Excerpts from a figure dataset:
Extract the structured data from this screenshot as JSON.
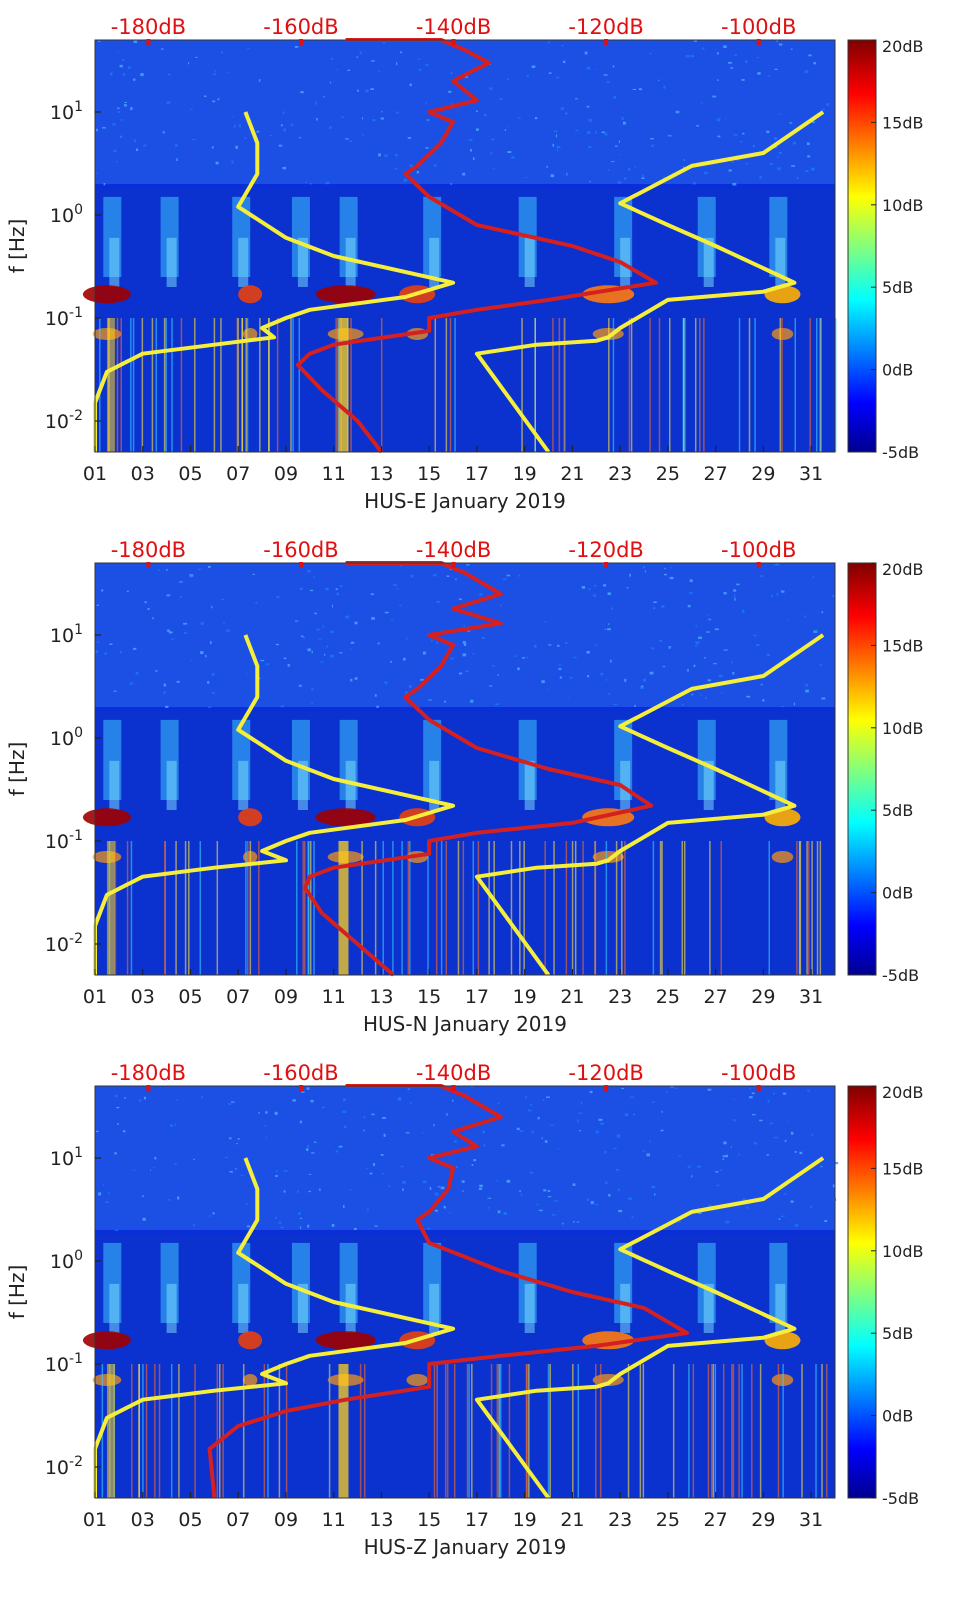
{
  "chart_data": [
    {
      "type": "heatmap",
      "xlabel": "HUS-E January 2019",
      "ylabel": "f [Hz]",
      "xticks": [
        "01",
        "03",
        "05",
        "07",
        "09",
        "11",
        "13",
        "15",
        "17",
        "19",
        "21",
        "23",
        "25",
        "27",
        "29",
        "31"
      ],
      "xlim": [
        1,
        32
      ],
      "yscale": "log",
      "ylim": [
        0.005,
        50
      ],
      "yticks": [
        {
          "v": 0.01,
          "b": "10",
          "e": "-2"
        },
        {
          "v": 0.1,
          "b": "10",
          "e": "-1"
        },
        {
          "v": 1,
          "b": "10",
          "e": "0"
        },
        {
          "v": 10,
          "b": "10",
          "e": "1"
        }
      ],
      "top_axis": {
        "labels": [
          "-180dB",
          "-160dB",
          "-140dB",
          "-120dB",
          "-100dB"
        ],
        "range": [
          -187,
          -90
        ]
      },
      "colorbar": {
        "labels": [
          "20dB",
          "15dB",
          "10dB",
          "5dB",
          "0dB",
          "-5dB"
        ],
        "range": [
          -5,
          20
        ]
      },
      "series": [
        {
          "color": "#f5ee3a",
          "points": [
            [
              1,
              0.005
            ],
            [
              1,
              0.015
            ],
            [
              1.5,
              0.03
            ],
            [
              3,
              0.045
            ],
            [
              6,
              0.055
            ],
            [
              8.5,
              0.065
            ],
            [
              8,
              0.08
            ],
            [
              9,
              0.1
            ],
            [
              10,
              0.12
            ],
            [
              14,
              0.16
            ],
            [
              16,
              0.22
            ],
            [
              11,
              0.4
            ],
            [
              9,
              0.6
            ],
            [
              7,
              1.2
            ],
            [
              7.8,
              2.5
            ],
            [
              7.8,
              5
            ],
            [
              7.3,
              10
            ]
          ]
        },
        {
          "color": "#f5ee3a",
          "points": [
            [
              20,
              0.005
            ],
            [
              17,
              0.045
            ],
            [
              19.5,
              0.055
            ],
            [
              22,
              0.06
            ],
            [
              22.5,
              0.065
            ],
            [
              23,
              0.08
            ],
            [
              25,
              0.15
            ],
            [
              29,
              0.18
            ],
            [
              30.3,
              0.22
            ],
            [
              27,
              0.5
            ],
            [
              25,
              0.8
            ],
            [
              23,
              1.3
            ],
            [
              26,
              3
            ],
            [
              29,
              4
            ],
            [
              31.5,
              10
            ]
          ]
        },
        {
          "color": "#d42020",
          "points": [
            [
              13,
              0.005
            ],
            [
              12,
              0.01
            ],
            [
              10.5,
              0.02
            ],
            [
              9.5,
              0.035
            ],
            [
              10,
              0.045
            ],
            [
              11,
              0.055
            ],
            [
              15,
              0.075
            ],
            [
              15,
              0.1
            ],
            [
              17,
              0.12
            ],
            [
              20,
              0.15
            ],
            [
              24.5,
              0.22
            ],
            [
              23,
              0.35
            ],
            [
              21,
              0.5
            ],
            [
              17,
              0.8
            ],
            [
              15,
              1.5
            ],
            [
              14,
              2.5
            ],
            [
              14.5,
              3
            ],
            [
              15.5,
              5
            ],
            [
              16,
              8
            ],
            [
              15,
              10
            ],
            [
              17,
              13
            ],
            [
              16,
              20
            ],
            [
              17.5,
              30
            ],
            [
              16.5,
              40
            ],
            [
              15.5,
              50
            ],
            [
              11.5,
              50
            ]
          ]
        }
      ]
    },
    {
      "type": "heatmap",
      "xlabel": "HUS-N January 2019",
      "ylabel": "f [Hz]",
      "xticks": [
        "01",
        "03",
        "05",
        "07",
        "09",
        "11",
        "13",
        "15",
        "17",
        "19",
        "21",
        "23",
        "25",
        "27",
        "29",
        "31"
      ],
      "xlim": [
        1,
        32
      ],
      "yscale": "log",
      "ylim": [
        0.005,
        50
      ],
      "yticks": [
        {
          "v": 0.01,
          "b": "10",
          "e": "-2"
        },
        {
          "v": 0.1,
          "b": "10",
          "e": "-1"
        },
        {
          "v": 1,
          "b": "10",
          "e": "0"
        },
        {
          "v": 10,
          "b": "10",
          "e": "1"
        }
      ],
      "top_axis": {
        "labels": [
          "-180dB",
          "-160dB",
          "-140dB",
          "-120dB",
          "-100dB"
        ],
        "range": [
          -187,
          -90
        ]
      },
      "colorbar": {
        "labels": [
          "20dB",
          "15dB",
          "10dB",
          "5dB",
          "0dB",
          "-5dB"
        ],
        "range": [
          -5,
          20
        ]
      },
      "series": [
        {
          "color": "#f5ee3a",
          "points": [
            [
              1,
              0.005
            ],
            [
              1,
              0.015
            ],
            [
              1.5,
              0.03
            ],
            [
              3,
              0.045
            ],
            [
              6,
              0.055
            ],
            [
              9,
              0.065
            ],
            [
              8,
              0.08
            ],
            [
              9,
              0.1
            ],
            [
              10,
              0.12
            ],
            [
              14,
              0.16
            ],
            [
              16,
              0.22
            ],
            [
              11,
              0.4
            ],
            [
              9,
              0.6
            ],
            [
              7,
              1.2
            ],
            [
              7.8,
              2.5
            ],
            [
              7.8,
              5
            ],
            [
              7.3,
              10
            ]
          ]
        },
        {
          "color": "#f5ee3a",
          "points": [
            [
              20,
              0.005
            ],
            [
              17,
              0.045
            ],
            [
              19.5,
              0.055
            ],
            [
              22,
              0.06
            ],
            [
              22.5,
              0.065
            ],
            [
              23,
              0.08
            ],
            [
              25,
              0.15
            ],
            [
              29,
              0.18
            ],
            [
              30.3,
              0.22
            ],
            [
              27,
              0.5
            ],
            [
              25,
              0.8
            ],
            [
              23,
              1.3
            ],
            [
              26,
              3
            ],
            [
              29,
              4
            ],
            [
              31.5,
              10
            ]
          ]
        },
        {
          "color": "#d42020",
          "points": [
            [
              13.5,
              0.005
            ],
            [
              12,
              0.01
            ],
            [
              10.5,
              0.02
            ],
            [
              9.8,
              0.035
            ],
            [
              10,
              0.045
            ],
            [
              11,
              0.055
            ],
            [
              15,
              0.075
            ],
            [
              15,
              0.1
            ],
            [
              17,
              0.12
            ],
            [
              21,
              0.15
            ],
            [
              24.3,
              0.22
            ],
            [
              23,
              0.35
            ],
            [
              20,
              0.5
            ],
            [
              17,
              0.8
            ],
            [
              15,
              1.5
            ],
            [
              14,
              2.5
            ],
            [
              14.5,
              3
            ],
            [
              15.5,
              5
            ],
            [
              16,
              8
            ],
            [
              15,
              10
            ],
            [
              18,
              13
            ],
            [
              16,
              18
            ],
            [
              18,
              25
            ],
            [
              16.5,
              40
            ],
            [
              15.5,
              50
            ],
            [
              11.5,
              50
            ]
          ]
        }
      ]
    },
    {
      "type": "heatmap",
      "xlabel": "HUS-Z January 2019",
      "ylabel": "f [Hz]",
      "xticks": [
        "01",
        "03",
        "05",
        "07",
        "09",
        "11",
        "13",
        "15",
        "17",
        "19",
        "21",
        "23",
        "25",
        "27",
        "29",
        "31"
      ],
      "xlim": [
        1,
        32
      ],
      "yscale": "log",
      "ylim": [
        0.005,
        50
      ],
      "yticks": [
        {
          "v": 0.01,
          "b": "10",
          "e": "-2"
        },
        {
          "v": 0.1,
          "b": "10",
          "e": "-1"
        },
        {
          "v": 1,
          "b": "10",
          "e": "0"
        },
        {
          "v": 10,
          "b": "10",
          "e": "1"
        }
      ],
      "top_axis": {
        "labels": [
          "-180dB",
          "-160dB",
          "-140dB",
          "-120dB",
          "-100dB"
        ],
        "range": [
          -187,
          -90
        ]
      },
      "colorbar": {
        "labels": [
          "20dB",
          "15dB",
          "10dB",
          "5dB",
          "0dB",
          "-5dB"
        ],
        "range": [
          -5,
          20
        ]
      },
      "series": [
        {
          "color": "#f5ee3a",
          "points": [
            [
              1,
              0.005
            ],
            [
              1,
              0.015
            ],
            [
              1.5,
              0.03
            ],
            [
              3,
              0.045
            ],
            [
              6,
              0.055
            ],
            [
              9,
              0.065
            ],
            [
              8,
              0.08
            ],
            [
              9,
              0.1
            ],
            [
              10,
              0.12
            ],
            [
              14,
              0.16
            ],
            [
              16,
              0.22
            ],
            [
              11,
              0.4
            ],
            [
              9,
              0.6
            ],
            [
              7,
              1.2
            ],
            [
              7.8,
              2.5
            ],
            [
              7.8,
              5
            ],
            [
              7.3,
              10
            ]
          ]
        },
        {
          "color": "#f5ee3a",
          "points": [
            [
              20,
              0.005
            ],
            [
              17,
              0.045
            ],
            [
              19.5,
              0.055
            ],
            [
              22,
              0.06
            ],
            [
              22.5,
              0.065
            ],
            [
              23,
              0.08
            ],
            [
              25,
              0.15
            ],
            [
              29,
              0.18
            ],
            [
              30.3,
              0.22
            ],
            [
              27,
              0.5
            ],
            [
              25,
              0.8
            ],
            [
              23,
              1.3
            ],
            [
              26,
              3
            ],
            [
              29,
              4
            ],
            [
              31.5,
              10
            ]
          ]
        },
        {
          "color": "#d42020",
          "points": [
            [
              6,
              0.005
            ],
            [
              5.8,
              0.015
            ],
            [
              7,
              0.025
            ],
            [
              9,
              0.035
            ],
            [
              11.5,
              0.045
            ],
            [
              15,
              0.06
            ],
            [
              15,
              0.1
            ],
            [
              18,
              0.12
            ],
            [
              22,
              0.15
            ],
            [
              25.8,
              0.2
            ],
            [
              24,
              0.35
            ],
            [
              21,
              0.5
            ],
            [
              18,
              0.8
            ],
            [
              15,
              1.5
            ],
            [
              14.5,
              2.5
            ],
            [
              15,
              3
            ],
            [
              15.8,
              5
            ],
            [
              16,
              8
            ],
            [
              15,
              10
            ],
            [
              17,
              13
            ],
            [
              16,
              18
            ],
            [
              18,
              25
            ],
            [
              16.5,
              40
            ],
            [
              15.5,
              50
            ],
            [
              11.5,
              50
            ]
          ]
        }
      ]
    }
  ]
}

JOB: Collect the lines of the records that include the string "January".

ANSWER FOR THIS EXERCISE:
      "xlabel": "HUS-E January 2019",
      "xlabel": "HUS-N January 2019",
      "xlabel": "HUS-Z January 2019",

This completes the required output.